• **Your instructions**
Single out the lines of the material that contain "регламента" and copy them.

┄┄┄┄┄┄┄┄┄┄┄┄┄┄┄┄┄┄┄┄

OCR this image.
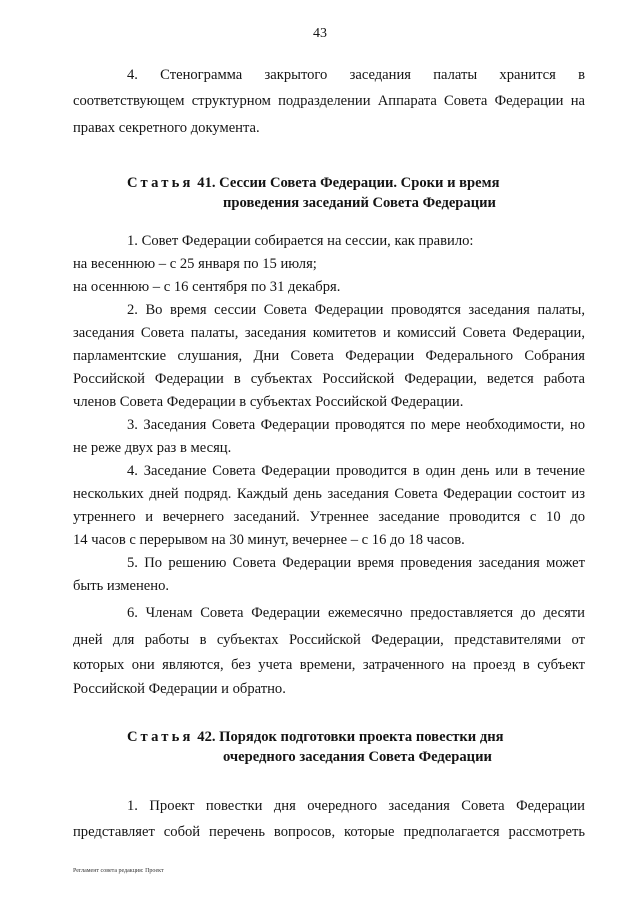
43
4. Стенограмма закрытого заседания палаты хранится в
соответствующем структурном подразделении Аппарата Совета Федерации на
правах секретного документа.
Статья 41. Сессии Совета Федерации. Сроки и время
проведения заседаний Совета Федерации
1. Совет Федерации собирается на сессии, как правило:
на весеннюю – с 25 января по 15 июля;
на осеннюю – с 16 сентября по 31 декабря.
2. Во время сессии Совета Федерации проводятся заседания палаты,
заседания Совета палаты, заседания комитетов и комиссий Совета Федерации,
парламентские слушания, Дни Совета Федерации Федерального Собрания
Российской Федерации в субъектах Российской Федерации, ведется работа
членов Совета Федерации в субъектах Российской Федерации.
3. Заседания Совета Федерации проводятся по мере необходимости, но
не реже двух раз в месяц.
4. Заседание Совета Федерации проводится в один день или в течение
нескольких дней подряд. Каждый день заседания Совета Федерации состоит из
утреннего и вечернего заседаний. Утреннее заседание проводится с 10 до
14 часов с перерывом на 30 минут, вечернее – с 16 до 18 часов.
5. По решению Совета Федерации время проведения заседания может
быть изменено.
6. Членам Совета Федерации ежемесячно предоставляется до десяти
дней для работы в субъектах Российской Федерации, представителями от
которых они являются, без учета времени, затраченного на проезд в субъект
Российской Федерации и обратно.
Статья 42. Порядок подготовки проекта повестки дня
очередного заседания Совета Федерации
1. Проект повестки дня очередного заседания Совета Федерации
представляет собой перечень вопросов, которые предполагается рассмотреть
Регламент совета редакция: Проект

┄┄┄┄┄┄┄┄┄┄┄┄┄┄┄┄┄┄┄┄

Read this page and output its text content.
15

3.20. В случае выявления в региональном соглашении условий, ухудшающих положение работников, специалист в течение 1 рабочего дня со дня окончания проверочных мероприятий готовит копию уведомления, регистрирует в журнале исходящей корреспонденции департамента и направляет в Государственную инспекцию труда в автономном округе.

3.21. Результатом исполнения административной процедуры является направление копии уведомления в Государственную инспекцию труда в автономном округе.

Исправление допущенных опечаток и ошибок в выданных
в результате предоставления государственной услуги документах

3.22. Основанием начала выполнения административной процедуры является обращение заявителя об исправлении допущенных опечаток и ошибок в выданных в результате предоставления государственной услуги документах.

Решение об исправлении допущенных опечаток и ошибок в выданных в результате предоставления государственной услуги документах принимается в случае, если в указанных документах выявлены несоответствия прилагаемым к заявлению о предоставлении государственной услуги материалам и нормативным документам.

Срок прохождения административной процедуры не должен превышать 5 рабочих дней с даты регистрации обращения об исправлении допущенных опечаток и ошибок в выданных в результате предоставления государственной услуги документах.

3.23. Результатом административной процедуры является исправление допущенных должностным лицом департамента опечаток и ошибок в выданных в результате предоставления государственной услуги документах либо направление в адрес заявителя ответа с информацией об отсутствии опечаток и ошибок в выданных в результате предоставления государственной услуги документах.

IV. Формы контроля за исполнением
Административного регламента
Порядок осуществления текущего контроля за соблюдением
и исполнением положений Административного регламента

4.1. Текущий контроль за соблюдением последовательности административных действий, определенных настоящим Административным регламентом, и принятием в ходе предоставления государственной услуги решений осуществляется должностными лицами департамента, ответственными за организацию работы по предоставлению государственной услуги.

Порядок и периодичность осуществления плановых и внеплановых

┄┄┄┄┄┄┄┄┄┄┄┄┄┄┄┄┄┄┄┄

• **Solved exercise**
Административного регламента
и исполнением положений Административного регламента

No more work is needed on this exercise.